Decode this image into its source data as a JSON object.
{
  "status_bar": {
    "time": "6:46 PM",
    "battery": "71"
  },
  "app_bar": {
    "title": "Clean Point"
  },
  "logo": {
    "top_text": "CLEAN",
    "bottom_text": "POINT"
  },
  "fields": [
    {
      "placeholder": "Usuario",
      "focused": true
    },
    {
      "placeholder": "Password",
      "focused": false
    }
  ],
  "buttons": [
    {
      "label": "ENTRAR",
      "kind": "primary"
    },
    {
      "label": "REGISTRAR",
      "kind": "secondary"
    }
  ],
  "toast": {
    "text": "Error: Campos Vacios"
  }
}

- **BRIEF**
Pick out each line in the material containing "placeholder".

- **WRITTEN REPLY**
      "placeholder": "Usuario",
      "placeholder": "Password",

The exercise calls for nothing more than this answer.